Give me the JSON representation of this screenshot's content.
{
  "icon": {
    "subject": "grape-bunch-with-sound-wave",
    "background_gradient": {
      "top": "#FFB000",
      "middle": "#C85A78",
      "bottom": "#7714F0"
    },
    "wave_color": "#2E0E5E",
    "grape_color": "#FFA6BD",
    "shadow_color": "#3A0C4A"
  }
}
+-------+
## Exercise instructions
Extract each entry in full, exactly as given.

## Solution
Give me the JSON representation of this screenshot's content.
{
  "icon": {
    "subject": "grape-bunch-with-sound-wave",
    "background_gradient": {
      "top": "#FFB000",
      "middle": "#C85A78",
      "bottom": "#7714F0"
    },
    "wave_color": "#2E0E5E",
    "grape_color": "#FFA6BD",
    "shadow_color": "#3A0C4A"
  }
}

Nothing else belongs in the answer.